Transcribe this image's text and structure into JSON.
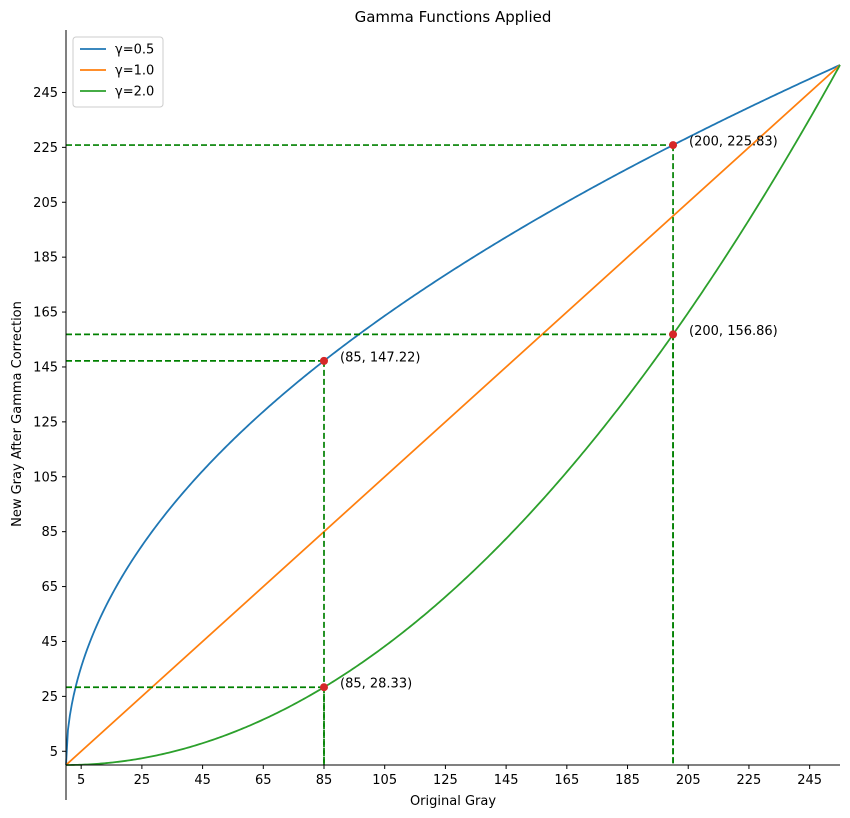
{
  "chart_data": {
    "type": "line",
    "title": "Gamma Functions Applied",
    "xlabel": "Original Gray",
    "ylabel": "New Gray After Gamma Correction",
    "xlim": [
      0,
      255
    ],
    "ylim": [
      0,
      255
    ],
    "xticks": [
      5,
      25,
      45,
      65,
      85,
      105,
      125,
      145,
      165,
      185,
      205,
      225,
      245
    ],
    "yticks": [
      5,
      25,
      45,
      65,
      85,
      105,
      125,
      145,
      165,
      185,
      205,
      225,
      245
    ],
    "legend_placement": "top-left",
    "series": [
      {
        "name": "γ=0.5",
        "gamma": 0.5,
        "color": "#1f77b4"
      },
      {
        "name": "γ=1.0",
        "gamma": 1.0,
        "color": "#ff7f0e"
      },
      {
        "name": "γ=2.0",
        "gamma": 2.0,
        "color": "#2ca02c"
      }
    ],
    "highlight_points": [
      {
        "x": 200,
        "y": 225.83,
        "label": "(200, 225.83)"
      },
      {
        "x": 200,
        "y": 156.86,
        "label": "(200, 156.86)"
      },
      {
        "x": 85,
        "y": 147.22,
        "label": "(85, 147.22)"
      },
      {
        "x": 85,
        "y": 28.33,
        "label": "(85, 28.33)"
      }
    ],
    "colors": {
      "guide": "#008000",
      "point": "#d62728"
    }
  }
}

* * *

### TASK DETAILS
Exclude the pictures and repeat every other part of the records word for word.

### IN RESPONSE
Transcribe this image's text and structure into JSON.
{
  "chart_data": {
    "type": "line",
    "title": "Gamma Functions Applied",
    "xlabel": "Original Gray",
    "ylabel": "New Gray After Gamma Correction",
    "xlim": [
      0,
      255
    ],
    "ylim": [
      0,
      255
    ],
    "xticks": [
      5,
      25,
      45,
      65,
      85,
      105,
      125,
      145,
      165,
      185,
      205,
      225,
      245
    ],
    "yticks": [
      5,
      25,
      45,
      65,
      85,
      105,
      125,
      145,
      165,
      185,
      205,
      225,
      245
    ],
    "legend_placement": "top-left",
    "series": [
      {
        "name": "γ=0.5",
        "gamma": 0.5,
        "color": "#1f77b4"
      },
      {
        "name": "γ=1.0",
        "gamma": 1.0,
        "color": "#ff7f0e"
      },
      {
        "name": "γ=2.0",
        "gamma": 2.0,
        "color": "#2ca02c"
      }
    ],
    "highlight_points": [
      {
        "x": 200,
        "y": 225.83,
        "label": "(200, 225.83)"
      },
      {
        "x": 200,
        "y": 156.86,
        "label": "(200, 156.86)"
      },
      {
        "x": 85,
        "y": 147.22,
        "label": "(85, 147.22)"
      },
      {
        "x": 85,
        "y": 28.33,
        "label": "(85, 28.33)"
      }
    ],
    "colors": {
      "guide": "#008000",
      "point": "#d62728"
    }
  }
}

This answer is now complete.